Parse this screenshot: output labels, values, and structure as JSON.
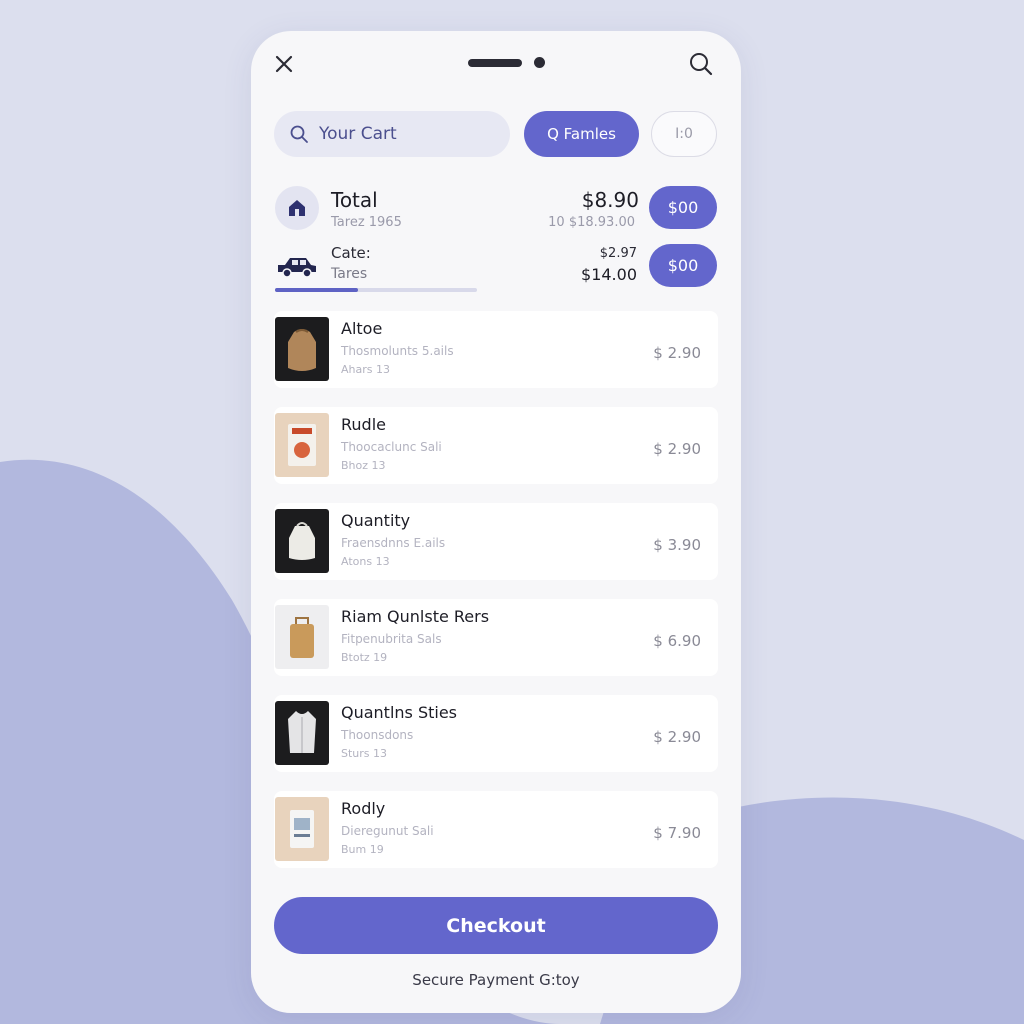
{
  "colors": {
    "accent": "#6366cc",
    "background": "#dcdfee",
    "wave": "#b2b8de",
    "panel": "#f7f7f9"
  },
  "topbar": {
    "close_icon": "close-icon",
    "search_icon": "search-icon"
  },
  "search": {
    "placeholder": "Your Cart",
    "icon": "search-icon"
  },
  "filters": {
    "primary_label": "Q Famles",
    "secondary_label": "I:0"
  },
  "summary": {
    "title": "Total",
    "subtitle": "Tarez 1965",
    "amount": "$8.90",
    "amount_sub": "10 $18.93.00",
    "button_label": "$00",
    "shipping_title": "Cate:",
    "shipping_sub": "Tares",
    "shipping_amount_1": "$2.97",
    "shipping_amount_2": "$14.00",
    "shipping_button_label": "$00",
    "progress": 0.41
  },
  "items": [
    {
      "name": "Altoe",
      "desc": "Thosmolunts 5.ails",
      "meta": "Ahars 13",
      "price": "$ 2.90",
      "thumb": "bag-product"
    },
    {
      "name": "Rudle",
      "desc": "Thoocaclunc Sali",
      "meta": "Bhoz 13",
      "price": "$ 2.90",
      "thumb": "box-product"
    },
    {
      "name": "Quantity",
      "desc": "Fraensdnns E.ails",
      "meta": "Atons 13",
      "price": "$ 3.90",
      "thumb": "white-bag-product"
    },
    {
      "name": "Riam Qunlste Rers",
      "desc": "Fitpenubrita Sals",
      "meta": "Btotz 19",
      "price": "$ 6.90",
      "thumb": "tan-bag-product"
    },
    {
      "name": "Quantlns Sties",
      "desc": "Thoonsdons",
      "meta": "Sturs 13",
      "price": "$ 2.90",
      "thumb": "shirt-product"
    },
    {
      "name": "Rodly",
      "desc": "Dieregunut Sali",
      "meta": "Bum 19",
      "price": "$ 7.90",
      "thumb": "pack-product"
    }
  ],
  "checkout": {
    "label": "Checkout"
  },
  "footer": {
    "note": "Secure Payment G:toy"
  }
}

(TASK TO CARRY OUT):
Find the lines with the string "desc" and reproduce them.

(ANSWER IN FULL):
      "desc": "Thosmolunts 5.ails",
      "desc": "Thoocaclunc Sali",
      "desc": "Fraensdnns E.ails",
      "desc": "Fitpenubrita Sals",
      "desc": "Thoonsdons",
      "desc": "Dieregunut Sali",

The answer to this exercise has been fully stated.